-- Start of Input rows --
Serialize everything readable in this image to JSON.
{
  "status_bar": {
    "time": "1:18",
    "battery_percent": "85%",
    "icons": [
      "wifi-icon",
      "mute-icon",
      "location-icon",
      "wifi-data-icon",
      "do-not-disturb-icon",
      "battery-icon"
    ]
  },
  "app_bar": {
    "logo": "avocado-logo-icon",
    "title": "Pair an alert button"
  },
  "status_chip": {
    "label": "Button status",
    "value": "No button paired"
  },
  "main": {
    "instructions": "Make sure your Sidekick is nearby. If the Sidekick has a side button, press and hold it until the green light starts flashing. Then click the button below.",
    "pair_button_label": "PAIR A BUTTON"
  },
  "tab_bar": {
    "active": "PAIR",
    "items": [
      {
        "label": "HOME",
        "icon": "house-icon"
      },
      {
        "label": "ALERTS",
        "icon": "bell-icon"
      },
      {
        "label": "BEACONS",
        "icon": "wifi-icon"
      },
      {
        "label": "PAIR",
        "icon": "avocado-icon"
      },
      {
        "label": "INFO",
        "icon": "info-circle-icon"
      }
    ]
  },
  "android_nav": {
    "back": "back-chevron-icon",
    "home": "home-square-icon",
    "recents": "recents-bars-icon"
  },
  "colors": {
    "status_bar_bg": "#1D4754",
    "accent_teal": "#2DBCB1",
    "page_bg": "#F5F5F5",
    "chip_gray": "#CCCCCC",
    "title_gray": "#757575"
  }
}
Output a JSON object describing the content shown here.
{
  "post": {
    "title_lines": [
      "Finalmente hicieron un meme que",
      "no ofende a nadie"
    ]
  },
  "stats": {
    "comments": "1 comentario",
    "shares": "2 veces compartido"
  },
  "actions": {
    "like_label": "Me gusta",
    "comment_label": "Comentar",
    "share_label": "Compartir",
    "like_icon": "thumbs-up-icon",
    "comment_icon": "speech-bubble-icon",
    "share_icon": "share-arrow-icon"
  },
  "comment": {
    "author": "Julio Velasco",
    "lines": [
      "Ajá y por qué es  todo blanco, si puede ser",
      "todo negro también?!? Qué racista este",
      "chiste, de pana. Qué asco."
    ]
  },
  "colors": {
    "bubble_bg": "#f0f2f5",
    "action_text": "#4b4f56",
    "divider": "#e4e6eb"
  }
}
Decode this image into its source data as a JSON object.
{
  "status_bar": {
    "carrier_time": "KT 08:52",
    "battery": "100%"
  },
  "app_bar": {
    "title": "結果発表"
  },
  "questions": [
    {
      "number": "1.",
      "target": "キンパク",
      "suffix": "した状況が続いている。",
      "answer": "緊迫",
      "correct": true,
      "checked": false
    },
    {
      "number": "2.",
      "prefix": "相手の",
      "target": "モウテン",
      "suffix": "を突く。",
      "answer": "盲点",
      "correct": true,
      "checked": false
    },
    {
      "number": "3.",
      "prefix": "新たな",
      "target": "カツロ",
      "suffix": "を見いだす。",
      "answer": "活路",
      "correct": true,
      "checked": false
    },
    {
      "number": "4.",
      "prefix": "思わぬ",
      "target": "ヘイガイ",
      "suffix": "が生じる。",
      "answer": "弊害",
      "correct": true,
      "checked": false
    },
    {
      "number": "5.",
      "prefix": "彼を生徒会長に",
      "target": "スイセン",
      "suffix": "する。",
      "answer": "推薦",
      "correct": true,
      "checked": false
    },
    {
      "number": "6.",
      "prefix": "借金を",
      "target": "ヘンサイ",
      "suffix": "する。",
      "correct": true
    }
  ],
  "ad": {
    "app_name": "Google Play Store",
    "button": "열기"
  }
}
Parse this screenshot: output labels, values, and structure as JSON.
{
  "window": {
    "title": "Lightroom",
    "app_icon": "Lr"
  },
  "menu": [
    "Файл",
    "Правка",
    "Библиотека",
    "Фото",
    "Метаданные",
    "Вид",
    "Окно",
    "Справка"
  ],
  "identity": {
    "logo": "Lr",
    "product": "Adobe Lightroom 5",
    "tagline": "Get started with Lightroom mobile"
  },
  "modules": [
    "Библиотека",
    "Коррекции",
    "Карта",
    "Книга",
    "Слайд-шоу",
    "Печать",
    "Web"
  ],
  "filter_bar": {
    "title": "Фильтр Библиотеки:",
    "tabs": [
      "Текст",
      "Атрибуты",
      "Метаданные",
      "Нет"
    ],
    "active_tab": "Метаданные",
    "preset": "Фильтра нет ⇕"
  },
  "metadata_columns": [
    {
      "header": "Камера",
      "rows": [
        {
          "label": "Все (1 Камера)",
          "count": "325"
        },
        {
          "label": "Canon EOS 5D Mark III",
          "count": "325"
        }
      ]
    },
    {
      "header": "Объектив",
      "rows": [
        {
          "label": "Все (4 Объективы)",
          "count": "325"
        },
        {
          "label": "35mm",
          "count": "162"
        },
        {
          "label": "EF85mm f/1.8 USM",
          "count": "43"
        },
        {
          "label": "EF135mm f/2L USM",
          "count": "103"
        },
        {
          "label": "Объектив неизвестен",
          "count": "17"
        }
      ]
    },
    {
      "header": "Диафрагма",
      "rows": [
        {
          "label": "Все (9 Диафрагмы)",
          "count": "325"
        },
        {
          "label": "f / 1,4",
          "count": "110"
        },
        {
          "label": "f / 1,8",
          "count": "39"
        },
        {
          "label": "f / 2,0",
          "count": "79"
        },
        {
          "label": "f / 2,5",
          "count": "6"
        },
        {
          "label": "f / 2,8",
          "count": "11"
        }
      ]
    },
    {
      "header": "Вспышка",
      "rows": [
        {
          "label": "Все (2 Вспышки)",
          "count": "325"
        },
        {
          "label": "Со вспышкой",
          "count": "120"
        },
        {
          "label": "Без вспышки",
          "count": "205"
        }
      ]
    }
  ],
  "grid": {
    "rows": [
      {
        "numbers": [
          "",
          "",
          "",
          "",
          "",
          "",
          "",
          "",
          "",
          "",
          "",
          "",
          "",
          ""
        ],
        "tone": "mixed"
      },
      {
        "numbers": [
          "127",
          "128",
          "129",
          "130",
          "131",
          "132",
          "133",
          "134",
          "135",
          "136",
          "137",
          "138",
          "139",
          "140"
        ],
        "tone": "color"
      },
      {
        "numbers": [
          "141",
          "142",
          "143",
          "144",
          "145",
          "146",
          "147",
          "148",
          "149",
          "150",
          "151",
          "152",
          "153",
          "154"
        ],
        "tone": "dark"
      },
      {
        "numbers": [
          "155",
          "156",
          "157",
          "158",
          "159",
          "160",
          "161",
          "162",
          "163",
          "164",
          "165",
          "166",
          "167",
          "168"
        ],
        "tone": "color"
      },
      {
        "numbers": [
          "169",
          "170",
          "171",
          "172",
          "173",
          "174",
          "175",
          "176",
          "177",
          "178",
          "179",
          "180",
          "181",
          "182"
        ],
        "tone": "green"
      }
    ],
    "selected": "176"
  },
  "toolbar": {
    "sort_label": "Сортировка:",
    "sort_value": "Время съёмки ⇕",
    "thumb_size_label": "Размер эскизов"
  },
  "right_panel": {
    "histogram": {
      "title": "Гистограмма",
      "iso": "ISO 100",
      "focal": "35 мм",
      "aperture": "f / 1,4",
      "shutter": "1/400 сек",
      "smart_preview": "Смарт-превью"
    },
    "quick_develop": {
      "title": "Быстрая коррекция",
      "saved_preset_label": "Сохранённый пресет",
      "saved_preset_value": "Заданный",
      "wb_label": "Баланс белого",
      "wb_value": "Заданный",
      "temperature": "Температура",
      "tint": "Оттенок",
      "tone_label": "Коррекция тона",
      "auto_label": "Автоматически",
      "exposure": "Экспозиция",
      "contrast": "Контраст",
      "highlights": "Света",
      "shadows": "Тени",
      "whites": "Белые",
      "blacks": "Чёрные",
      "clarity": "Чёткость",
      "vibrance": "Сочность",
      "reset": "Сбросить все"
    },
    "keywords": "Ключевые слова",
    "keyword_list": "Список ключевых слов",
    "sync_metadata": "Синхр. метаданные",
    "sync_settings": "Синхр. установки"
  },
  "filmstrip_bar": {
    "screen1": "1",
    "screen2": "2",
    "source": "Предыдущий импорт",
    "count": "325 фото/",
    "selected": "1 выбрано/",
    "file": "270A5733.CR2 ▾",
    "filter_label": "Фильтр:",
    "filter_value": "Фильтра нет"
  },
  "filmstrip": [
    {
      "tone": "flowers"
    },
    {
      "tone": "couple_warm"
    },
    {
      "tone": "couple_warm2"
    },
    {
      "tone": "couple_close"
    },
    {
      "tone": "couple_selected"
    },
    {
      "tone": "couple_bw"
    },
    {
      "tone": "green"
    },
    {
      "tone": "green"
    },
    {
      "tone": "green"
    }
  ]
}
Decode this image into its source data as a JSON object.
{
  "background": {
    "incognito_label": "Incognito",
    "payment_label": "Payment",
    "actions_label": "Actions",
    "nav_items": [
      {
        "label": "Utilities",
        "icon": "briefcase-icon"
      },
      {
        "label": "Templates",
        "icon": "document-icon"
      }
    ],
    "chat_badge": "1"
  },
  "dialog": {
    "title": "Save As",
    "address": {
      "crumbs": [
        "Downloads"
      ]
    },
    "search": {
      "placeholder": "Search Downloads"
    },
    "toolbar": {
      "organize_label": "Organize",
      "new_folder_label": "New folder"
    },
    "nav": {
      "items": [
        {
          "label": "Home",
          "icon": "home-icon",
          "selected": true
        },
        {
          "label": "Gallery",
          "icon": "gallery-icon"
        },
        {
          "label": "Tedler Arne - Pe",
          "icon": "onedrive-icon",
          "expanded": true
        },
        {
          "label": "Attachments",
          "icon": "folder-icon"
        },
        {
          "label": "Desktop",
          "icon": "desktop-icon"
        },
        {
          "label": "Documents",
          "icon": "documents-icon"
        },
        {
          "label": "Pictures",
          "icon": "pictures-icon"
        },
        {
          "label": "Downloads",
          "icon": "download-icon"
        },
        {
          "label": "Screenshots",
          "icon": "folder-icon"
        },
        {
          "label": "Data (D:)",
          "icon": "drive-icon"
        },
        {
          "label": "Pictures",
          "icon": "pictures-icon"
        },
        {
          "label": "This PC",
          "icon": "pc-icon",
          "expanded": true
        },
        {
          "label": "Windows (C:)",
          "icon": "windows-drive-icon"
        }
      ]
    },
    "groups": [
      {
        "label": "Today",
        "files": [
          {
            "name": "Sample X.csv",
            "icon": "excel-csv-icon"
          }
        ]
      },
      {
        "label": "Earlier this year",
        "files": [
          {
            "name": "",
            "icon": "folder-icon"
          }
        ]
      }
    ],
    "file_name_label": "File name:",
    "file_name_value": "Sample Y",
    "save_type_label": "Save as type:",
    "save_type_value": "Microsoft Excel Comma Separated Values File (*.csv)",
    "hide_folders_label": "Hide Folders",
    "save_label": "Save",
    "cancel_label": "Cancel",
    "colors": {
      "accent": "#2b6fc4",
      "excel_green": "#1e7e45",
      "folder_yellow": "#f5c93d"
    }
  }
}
-- End of Input rows --
Task objective - Your answer should be a single number: the count of lines in the listing that contain the word "target".

Response to this exercise - 6